REQUIREMENTS:
Render every line of the material as a numbered list. Omit blank lines and pictures.

▼

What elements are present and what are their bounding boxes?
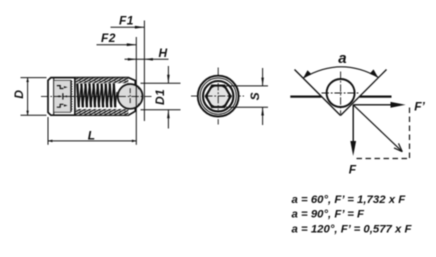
dimension D1 (141, 66, 181, 129)
F1 extension line (143, 21, 145, 122)
thread band top (76, 78, 129, 83)
dimension D (21, 78, 47, 116)
svg-text:a = 90°, F’ = F: a = 90°, F’ = F (292, 209, 366, 221)
hexagon socket (206, 86, 231, 107)
surface line right (360, 95, 392, 97)
svg-text:F2: F2 (101, 31, 116, 45)
front cross repaint (205, 83, 232, 110)
diagram ball centerlines (322, 72, 361, 115)
dimension S (226, 68, 268, 125)
angle arc (303, 67, 378, 78)
surface line left (290, 95, 321, 97)
svg-text:a = 60°, F’ = 1,732 x F: a = 60°, F’ = 1,732 x F (292, 194, 407, 206)
V notch left flank (295, 70, 341, 116)
svg-text:D: D (12, 90, 26, 99)
centerline (41, 95, 152, 97)
ball through socket (207, 85, 229, 107)
svg-text:F’: F’ (414, 99, 425, 113)
outer circle (198, 76, 239, 117)
ball (118, 84, 143, 109)
svg-text:a = 120°, F’ = 0,577 x F: a = 120°, F’ = 0,577 x F (292, 223, 413, 235)
svg-text:S: S (248, 92, 262, 100)
force F' arrow (353, 102, 405, 108)
dimension L (48, 117, 136, 145)
force F arrow (350, 105, 356, 156)
socket circle (203, 81, 233, 111)
socket marks (57, 86, 68, 108)
svg-text:F1: F1 (119, 14, 134, 28)
socket end wall (74, 78, 76, 115)
V notch right flank (341, 70, 387, 116)
F2 / L right extension line (135, 37, 137, 145)
diagram ball (327, 79, 355, 107)
dimension H (125, 58, 169, 61)
body outline (48, 78, 135, 116)
dimension F1 (111, 26, 145, 29)
resultant arrow (353, 105, 402, 152)
hex socket recess (54, 80, 72, 112)
dashed parallelogram (357, 108, 410, 159)
spring (77, 84, 117, 108)
svg-text:L: L (88, 128, 95, 142)
front centerlines (191, 68, 244, 125)
svg-text:F: F (349, 162, 357, 176)
inner circle (200, 78, 236, 114)
svg-text:H: H (159, 46, 168, 60)
left cap line (53, 78, 55, 115)
svg-text:D1: D1 (153, 89, 167, 105)
svg-text:a: a (338, 50, 346, 67)
dimension F2 (97, 43, 137, 46)
thread band bottom (76, 109, 129, 115)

▲

RESULT BELOW:
1. What elements are present and what are their bounding boxes?
2. dimension D1 (141, 66, 181, 129)
3. F1 extension line (143, 21, 145, 122)
4. thread band top (76, 78, 129, 83)
5. dimension D (21, 78, 47, 116)
6. svg-text:a = 90°, F’ = F: a = 90°, F’ = F (292, 209, 366, 221)
7. hexagon socket (206, 86, 231, 107)
8. surface line right (360, 95, 392, 97)
9. svg-text:F2: F2 (101, 31, 116, 45)
10. front cross repaint (205, 83, 232, 110)
11. diagram ball centerlines (322, 72, 361, 115)
12. dimension S (226, 68, 268, 125)
13. angle arc (303, 67, 378, 78)
14. surface line left (290, 95, 321, 97)
15. svg-text:a = 60°, F’ = 1,732 x F: a = 60°, F’ = 1,732 x F (292, 194, 407, 206)
16. V notch left flank (295, 70, 341, 116)
17. svg-text:D: D (12, 90, 26, 99)
18. centerline (41, 95, 152, 97)
19. ball through socket (207, 85, 229, 107)
20. svg-text:F’: F’ (414, 99, 425, 113)
21. outer circle (198, 76, 239, 117)
22. ball (118, 84, 143, 109)
23. svg-text:a = 120°, F’ = 0,577 x F: a = 120°, F’ = 0,577 x F (292, 223, 413, 235)
24. svg-text:S: S (248, 92, 262, 100)
25. force F' arrow (353, 102, 405, 108)
26. dimension L (48, 117, 136, 145)
27. force F arrow (350, 105, 356, 156)
28. socket circle (203, 81, 233, 111)
29. socket marks (57, 86, 68, 108)
30. svg-text:F1: F1 (119, 14, 134, 28)
31. socket end wall (74, 78, 76, 115)
32. V notch right flank (341, 70, 387, 116)
33. F2 / L right extension line (135, 37, 137, 145)
34. diagram ball (327, 79, 355, 107)
35. dimension H (125, 58, 169, 61)
36. body outline (48, 78, 135, 116)
37. dimension F1 (111, 26, 145, 29)
38. resultant arrow (353, 105, 402, 152)
39. hex socket recess (54, 80, 72, 112)
40. dashed parallelogram (357, 108, 410, 159)
41. spring (77, 84, 117, 108)
42. svg-text:L: L (88, 128, 95, 142)
43. front centerlines (191, 68, 244, 125)
44. svg-text:F: F (349, 162, 357, 176)
45. inner circle (200, 78, 236, 114)
46. svg-text:H: H (159, 46, 168, 60)
47. left cap line (53, 78, 55, 115)
48. svg-text:D1: D1 (153, 89, 167, 105)
49. svg-text:a: a (338, 50, 346, 67)
50. dimension F2 (97, 43, 137, 46)
51. thread band bottom (76, 109, 129, 115)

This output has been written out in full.